Input —
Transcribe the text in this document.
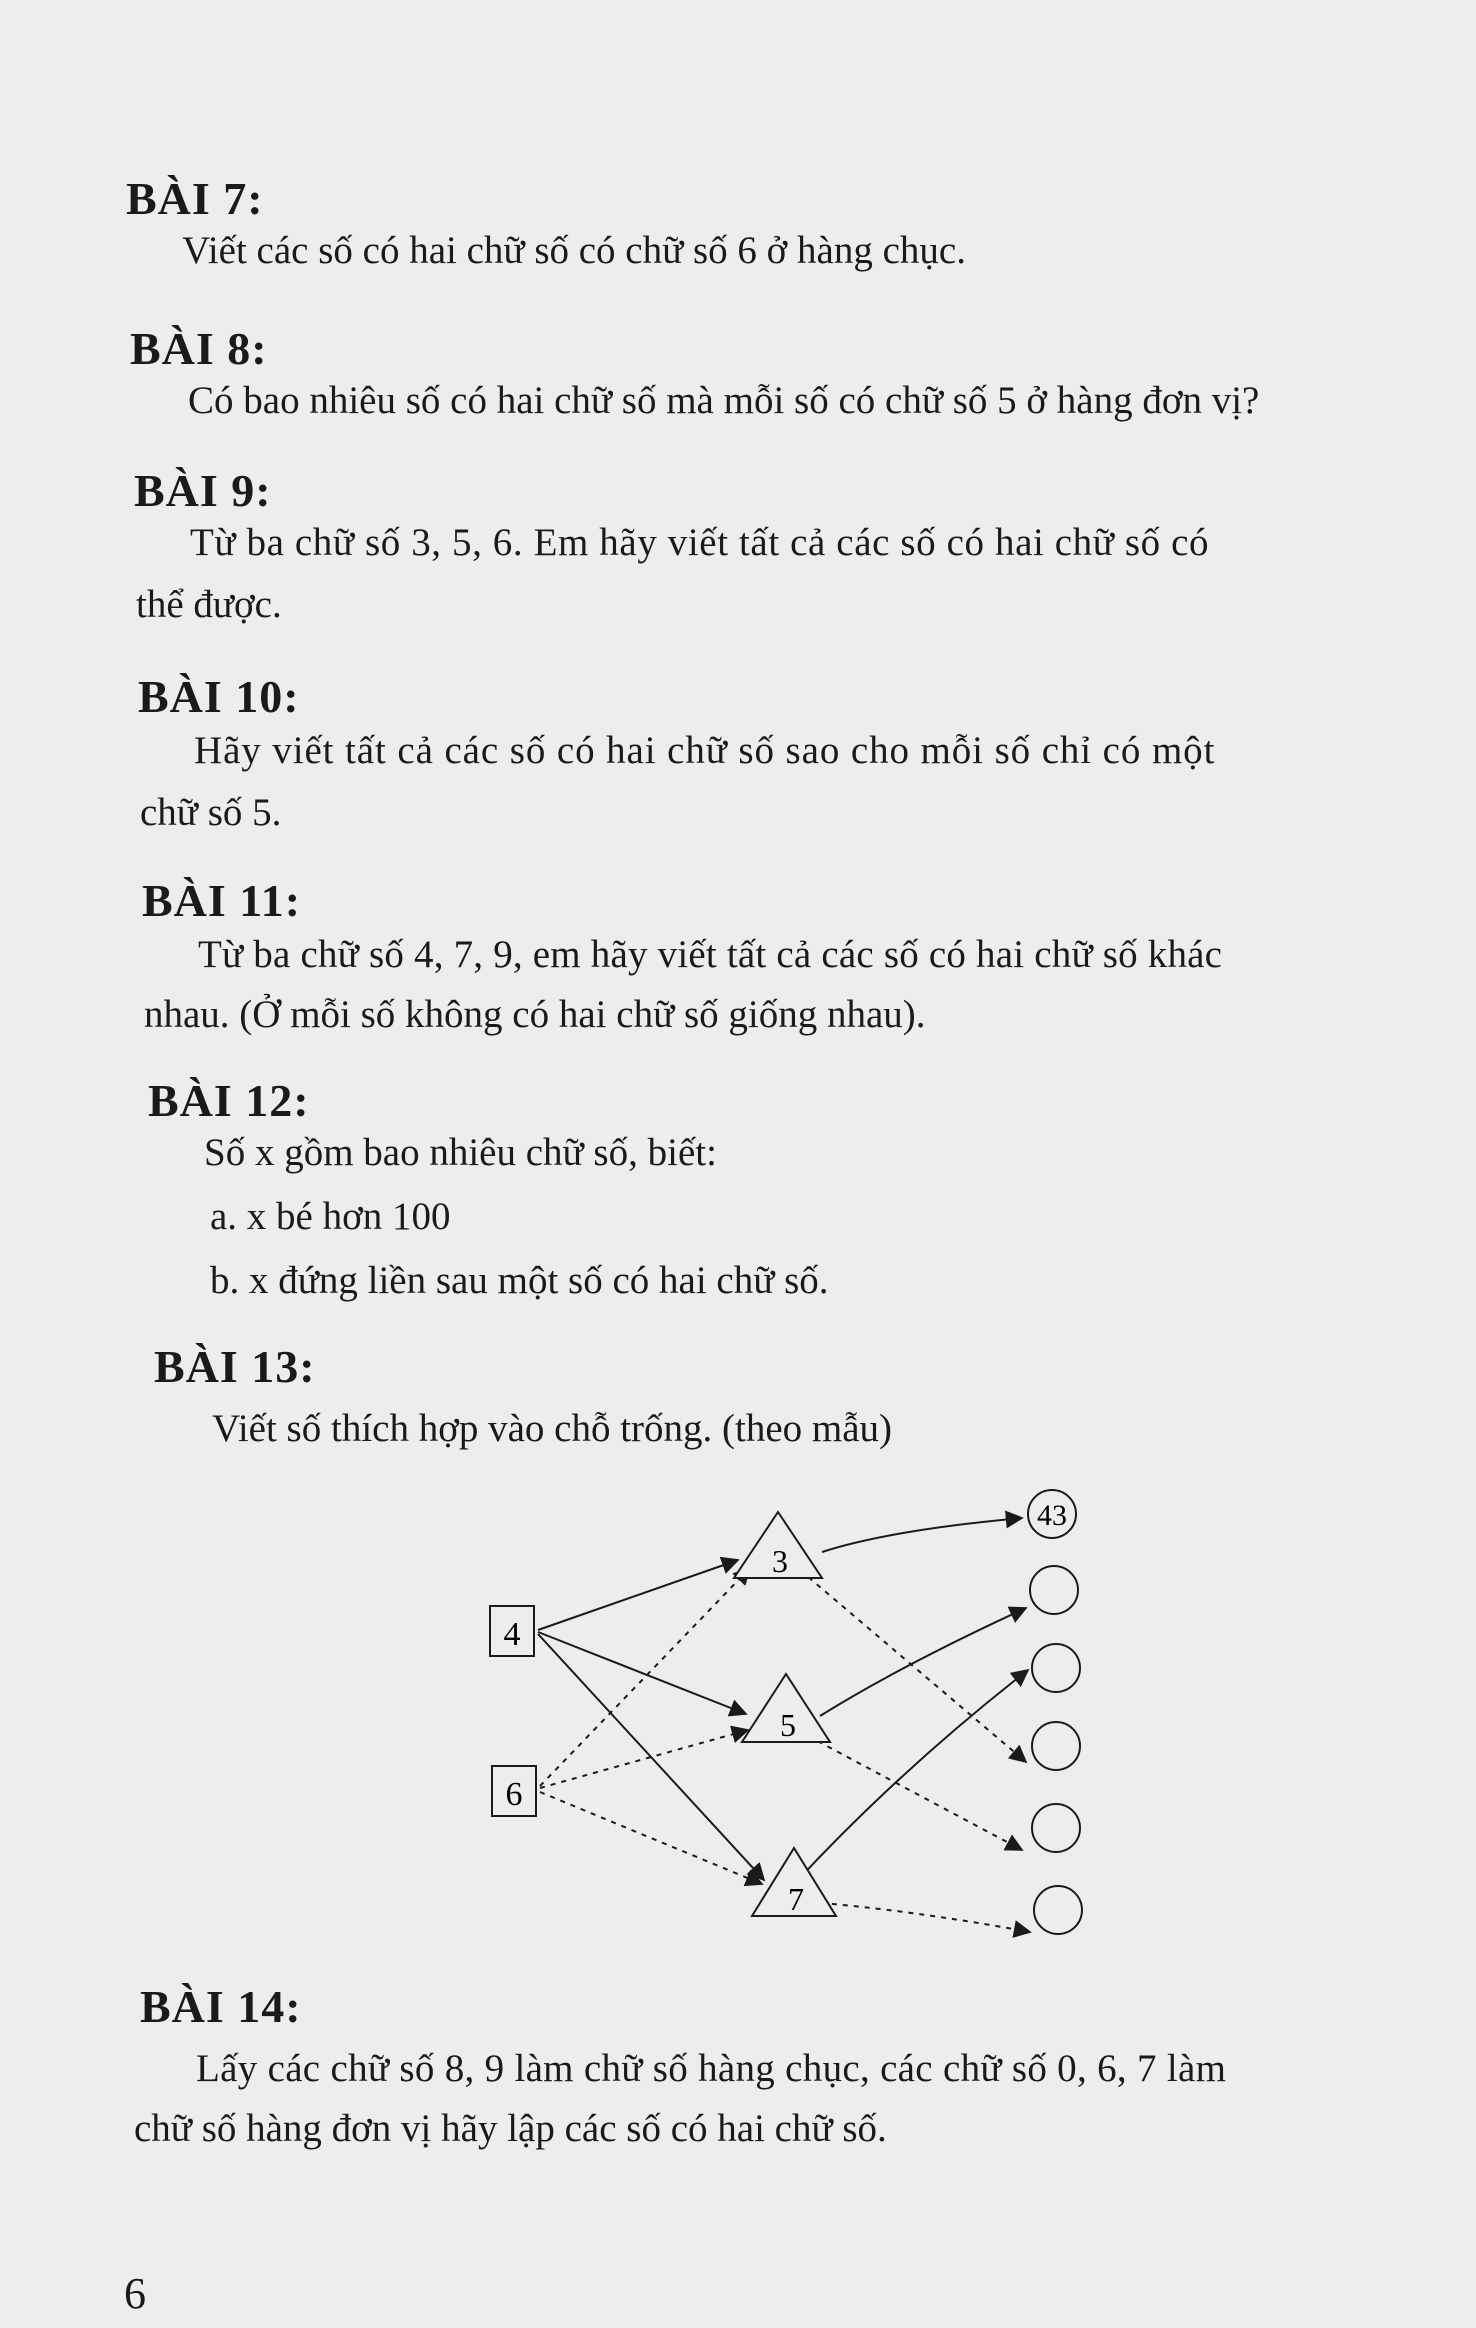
BÀI 7:
Viết các số có hai chữ số có chữ số 6 ở hàng chục.
BÀI 8:
Có bao nhiêu số có hai chữ số mà mỗi số có chữ số 5 ở hàng đơn vị?
BÀI 9:
Từ ba chữ số 3, 5, 6. Em hãy viết tất cả các số có hai chữ số có
thể được.
BÀI 10:
Hãy viết tất cả các số có hai chữ số sao cho mỗi số chỉ có một
chữ số 5.
BÀI 11:
Từ ba chữ số 4, 7, 9, em hãy viết tất cả các số có hai chữ số khác
nhau. (Ở mỗi số không có hai chữ số giống nhau).
BÀI 12:
Số x gồm bao nhiêu chữ số, biết:
a. x bé hơn 100
b. x đứng liền sau một số có hai chữ số.
BÀI 13:
Viết số thích hợp vào chỗ trống. (theo mẫu)
4
6
3
5
7
43
BÀI 14:
Lấy các chữ số 8, 9 làm chữ số hàng chục, các chữ số 0, 6, 7 làm
chữ số hàng đơn vị hãy lập các số có hai chữ số.
6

Work to do — Go through the records. Copy each line where "chục" appears.

In response —
Viết các số có hai chữ số có chữ số 6 ở hàng chục.
Lấy các chữ số 8, 9 làm chữ số hàng chục, các chữ số 0, 6, 7 làm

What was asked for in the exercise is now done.